--- Short problem ---
Select the lines that contain "user" and copy each of them.

━━━━━ Stored data ━━━━━

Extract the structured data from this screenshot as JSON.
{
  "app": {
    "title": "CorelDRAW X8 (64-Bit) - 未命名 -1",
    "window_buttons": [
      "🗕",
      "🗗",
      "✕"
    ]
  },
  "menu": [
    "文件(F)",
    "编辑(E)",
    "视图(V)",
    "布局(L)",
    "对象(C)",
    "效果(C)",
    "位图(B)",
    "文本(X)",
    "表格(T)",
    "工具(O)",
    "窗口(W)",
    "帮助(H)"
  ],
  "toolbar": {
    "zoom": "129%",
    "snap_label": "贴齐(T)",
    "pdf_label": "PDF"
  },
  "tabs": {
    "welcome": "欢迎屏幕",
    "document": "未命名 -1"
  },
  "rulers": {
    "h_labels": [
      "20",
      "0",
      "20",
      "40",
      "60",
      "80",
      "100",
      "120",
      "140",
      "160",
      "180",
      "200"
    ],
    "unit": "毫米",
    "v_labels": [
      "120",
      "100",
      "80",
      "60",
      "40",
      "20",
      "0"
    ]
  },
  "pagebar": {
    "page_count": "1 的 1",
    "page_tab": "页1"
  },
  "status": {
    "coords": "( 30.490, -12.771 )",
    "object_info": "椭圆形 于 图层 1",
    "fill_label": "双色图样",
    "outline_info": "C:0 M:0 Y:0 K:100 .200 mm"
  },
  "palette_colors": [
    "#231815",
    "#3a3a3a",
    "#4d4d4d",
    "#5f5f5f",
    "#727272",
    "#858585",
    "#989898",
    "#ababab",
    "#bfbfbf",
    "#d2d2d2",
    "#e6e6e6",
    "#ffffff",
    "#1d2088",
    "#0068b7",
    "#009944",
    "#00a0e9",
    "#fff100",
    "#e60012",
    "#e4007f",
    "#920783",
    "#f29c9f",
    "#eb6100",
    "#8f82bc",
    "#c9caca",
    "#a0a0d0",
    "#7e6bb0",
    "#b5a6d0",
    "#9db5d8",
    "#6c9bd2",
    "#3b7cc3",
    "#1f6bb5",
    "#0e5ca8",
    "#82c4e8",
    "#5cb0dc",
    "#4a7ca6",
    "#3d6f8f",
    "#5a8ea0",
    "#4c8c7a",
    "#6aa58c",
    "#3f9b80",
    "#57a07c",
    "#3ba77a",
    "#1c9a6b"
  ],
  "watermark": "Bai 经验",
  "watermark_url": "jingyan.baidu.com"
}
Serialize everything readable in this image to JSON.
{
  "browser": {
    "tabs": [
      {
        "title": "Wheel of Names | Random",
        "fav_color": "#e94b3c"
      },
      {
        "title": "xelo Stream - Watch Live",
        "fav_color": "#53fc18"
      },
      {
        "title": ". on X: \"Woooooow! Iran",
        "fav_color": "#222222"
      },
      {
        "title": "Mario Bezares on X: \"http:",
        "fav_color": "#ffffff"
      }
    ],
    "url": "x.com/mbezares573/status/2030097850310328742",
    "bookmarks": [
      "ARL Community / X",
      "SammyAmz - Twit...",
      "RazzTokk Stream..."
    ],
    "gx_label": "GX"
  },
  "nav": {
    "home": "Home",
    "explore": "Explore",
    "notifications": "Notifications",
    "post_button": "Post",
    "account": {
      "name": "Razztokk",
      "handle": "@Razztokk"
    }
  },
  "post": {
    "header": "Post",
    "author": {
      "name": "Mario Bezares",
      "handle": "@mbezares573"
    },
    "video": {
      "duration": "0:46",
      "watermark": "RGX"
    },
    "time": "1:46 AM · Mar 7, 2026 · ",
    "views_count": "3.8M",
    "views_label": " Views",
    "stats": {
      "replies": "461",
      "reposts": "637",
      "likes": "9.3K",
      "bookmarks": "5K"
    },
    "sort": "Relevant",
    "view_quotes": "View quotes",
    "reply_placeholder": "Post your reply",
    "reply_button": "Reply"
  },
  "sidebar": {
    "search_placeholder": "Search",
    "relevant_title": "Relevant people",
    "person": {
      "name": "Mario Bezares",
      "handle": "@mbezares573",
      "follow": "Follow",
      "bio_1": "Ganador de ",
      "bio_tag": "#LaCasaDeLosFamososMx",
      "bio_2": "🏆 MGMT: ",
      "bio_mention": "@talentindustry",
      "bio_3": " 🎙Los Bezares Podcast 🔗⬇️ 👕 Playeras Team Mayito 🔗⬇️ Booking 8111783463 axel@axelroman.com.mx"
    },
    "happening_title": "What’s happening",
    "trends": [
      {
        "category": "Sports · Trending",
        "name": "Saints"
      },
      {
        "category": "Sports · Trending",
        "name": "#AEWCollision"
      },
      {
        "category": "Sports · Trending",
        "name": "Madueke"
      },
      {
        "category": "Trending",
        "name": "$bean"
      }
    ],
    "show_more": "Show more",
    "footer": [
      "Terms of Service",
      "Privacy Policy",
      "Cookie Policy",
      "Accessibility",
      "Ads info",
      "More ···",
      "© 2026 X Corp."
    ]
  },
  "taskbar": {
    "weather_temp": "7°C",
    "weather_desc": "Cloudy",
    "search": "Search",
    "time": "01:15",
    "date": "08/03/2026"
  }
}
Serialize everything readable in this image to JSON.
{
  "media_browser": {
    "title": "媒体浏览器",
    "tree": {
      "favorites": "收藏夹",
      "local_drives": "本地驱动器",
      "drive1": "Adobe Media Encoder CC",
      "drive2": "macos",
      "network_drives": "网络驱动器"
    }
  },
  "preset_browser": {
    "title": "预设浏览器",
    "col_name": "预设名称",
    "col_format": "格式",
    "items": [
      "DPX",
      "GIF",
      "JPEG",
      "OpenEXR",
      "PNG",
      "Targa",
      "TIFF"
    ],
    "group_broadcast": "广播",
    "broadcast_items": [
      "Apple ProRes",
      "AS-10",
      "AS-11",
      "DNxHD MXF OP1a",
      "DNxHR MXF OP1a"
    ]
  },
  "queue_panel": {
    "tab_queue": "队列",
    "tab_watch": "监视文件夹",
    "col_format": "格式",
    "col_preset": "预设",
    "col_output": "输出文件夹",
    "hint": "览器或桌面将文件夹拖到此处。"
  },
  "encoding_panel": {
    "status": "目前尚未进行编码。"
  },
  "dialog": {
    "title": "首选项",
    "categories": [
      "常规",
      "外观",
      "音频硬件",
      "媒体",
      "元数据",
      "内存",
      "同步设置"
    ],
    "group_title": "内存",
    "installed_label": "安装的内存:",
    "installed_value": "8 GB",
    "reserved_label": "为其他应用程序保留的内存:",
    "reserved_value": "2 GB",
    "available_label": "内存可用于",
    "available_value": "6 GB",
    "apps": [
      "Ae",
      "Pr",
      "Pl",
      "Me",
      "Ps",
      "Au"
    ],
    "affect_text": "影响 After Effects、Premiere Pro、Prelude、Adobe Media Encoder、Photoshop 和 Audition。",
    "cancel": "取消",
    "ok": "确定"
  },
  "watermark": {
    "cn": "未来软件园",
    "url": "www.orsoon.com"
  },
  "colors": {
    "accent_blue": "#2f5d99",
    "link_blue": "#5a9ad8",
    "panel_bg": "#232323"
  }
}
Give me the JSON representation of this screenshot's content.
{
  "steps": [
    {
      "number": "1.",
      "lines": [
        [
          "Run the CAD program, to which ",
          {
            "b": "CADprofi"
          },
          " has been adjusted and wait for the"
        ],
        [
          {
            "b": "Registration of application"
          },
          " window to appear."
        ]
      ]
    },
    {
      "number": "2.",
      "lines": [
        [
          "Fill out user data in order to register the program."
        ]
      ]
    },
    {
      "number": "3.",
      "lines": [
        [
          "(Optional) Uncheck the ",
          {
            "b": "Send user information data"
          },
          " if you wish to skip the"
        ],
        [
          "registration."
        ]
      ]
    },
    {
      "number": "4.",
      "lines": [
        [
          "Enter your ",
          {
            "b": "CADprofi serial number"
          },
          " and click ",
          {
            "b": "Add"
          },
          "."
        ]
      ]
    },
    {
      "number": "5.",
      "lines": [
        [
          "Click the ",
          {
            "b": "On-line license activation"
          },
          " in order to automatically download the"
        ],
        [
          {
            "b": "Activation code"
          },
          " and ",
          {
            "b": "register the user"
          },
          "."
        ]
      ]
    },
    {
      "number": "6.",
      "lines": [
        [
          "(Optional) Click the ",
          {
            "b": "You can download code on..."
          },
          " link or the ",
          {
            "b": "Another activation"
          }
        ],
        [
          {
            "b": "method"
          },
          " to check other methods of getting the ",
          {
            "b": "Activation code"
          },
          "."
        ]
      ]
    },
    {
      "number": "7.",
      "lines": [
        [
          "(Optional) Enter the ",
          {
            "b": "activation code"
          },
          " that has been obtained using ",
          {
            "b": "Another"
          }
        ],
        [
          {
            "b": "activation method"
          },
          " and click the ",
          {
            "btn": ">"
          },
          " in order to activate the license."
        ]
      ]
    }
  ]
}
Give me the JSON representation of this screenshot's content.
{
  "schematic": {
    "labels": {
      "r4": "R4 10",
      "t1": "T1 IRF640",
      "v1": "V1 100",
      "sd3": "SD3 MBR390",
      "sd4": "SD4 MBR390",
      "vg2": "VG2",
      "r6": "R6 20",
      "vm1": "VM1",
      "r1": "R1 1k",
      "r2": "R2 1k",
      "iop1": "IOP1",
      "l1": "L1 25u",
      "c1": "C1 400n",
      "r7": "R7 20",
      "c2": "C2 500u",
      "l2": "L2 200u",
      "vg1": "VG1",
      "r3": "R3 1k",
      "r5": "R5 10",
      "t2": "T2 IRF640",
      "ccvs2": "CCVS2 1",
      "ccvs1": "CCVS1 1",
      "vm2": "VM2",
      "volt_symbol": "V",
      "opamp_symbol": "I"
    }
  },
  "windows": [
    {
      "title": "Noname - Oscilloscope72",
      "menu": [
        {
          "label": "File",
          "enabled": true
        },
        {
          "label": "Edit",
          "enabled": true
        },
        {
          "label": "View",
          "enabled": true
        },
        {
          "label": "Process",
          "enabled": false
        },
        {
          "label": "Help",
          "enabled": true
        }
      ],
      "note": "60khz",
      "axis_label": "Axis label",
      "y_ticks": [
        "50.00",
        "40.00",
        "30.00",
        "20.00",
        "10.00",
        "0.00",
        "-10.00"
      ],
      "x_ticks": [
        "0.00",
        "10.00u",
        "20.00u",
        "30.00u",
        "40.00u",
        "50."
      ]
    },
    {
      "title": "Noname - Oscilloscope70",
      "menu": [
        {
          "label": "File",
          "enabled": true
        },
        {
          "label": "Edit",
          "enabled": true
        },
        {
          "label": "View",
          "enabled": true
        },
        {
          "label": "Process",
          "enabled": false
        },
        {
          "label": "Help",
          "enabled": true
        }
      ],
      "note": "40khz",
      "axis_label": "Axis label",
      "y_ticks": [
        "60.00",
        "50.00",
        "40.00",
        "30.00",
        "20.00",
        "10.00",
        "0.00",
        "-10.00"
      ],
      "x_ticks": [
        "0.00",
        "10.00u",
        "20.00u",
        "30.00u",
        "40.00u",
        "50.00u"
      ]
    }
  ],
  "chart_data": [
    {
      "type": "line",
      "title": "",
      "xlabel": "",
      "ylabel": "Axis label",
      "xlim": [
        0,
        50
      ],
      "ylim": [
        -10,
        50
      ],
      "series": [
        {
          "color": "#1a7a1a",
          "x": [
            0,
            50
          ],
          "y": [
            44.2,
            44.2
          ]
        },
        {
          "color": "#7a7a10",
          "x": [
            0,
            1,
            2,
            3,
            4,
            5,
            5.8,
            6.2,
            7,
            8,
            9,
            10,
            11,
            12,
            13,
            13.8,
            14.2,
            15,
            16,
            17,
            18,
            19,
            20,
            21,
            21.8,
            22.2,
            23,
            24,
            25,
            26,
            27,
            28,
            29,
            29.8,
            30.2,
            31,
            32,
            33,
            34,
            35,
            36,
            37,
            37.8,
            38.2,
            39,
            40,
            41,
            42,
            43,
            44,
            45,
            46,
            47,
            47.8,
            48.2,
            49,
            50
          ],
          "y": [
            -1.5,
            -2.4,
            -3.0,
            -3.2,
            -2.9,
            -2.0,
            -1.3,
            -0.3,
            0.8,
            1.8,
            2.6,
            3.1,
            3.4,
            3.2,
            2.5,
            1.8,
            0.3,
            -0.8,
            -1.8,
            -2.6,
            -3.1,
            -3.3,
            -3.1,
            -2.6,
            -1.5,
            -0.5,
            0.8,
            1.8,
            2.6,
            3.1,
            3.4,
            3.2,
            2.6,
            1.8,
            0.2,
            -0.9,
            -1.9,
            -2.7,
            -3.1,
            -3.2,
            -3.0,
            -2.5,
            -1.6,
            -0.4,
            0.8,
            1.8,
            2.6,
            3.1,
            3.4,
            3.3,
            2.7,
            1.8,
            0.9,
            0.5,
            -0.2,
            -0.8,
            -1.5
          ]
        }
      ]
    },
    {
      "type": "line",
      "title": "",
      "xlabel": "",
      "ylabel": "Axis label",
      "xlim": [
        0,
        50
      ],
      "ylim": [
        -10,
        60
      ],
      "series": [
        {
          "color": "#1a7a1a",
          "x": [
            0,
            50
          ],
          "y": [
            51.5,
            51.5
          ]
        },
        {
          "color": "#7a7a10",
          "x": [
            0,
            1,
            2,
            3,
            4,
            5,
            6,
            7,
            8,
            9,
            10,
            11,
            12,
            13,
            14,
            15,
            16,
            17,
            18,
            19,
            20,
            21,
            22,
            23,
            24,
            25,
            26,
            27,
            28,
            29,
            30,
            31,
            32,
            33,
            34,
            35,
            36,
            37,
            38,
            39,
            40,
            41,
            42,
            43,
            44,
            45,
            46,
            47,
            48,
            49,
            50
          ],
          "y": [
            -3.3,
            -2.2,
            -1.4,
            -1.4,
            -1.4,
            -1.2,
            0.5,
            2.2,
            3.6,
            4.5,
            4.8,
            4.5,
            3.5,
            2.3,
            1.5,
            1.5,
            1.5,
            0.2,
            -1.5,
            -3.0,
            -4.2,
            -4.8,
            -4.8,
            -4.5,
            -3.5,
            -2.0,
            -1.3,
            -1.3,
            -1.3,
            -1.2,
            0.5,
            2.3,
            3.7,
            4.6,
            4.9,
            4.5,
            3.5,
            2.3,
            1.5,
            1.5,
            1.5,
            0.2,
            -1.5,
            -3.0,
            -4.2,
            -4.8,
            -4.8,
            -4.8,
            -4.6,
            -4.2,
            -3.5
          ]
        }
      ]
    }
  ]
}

━━━━━

--- The output ---
          "Fill out user data in order to register the program."
            "b": "Send user information data"
            "b": "register the user"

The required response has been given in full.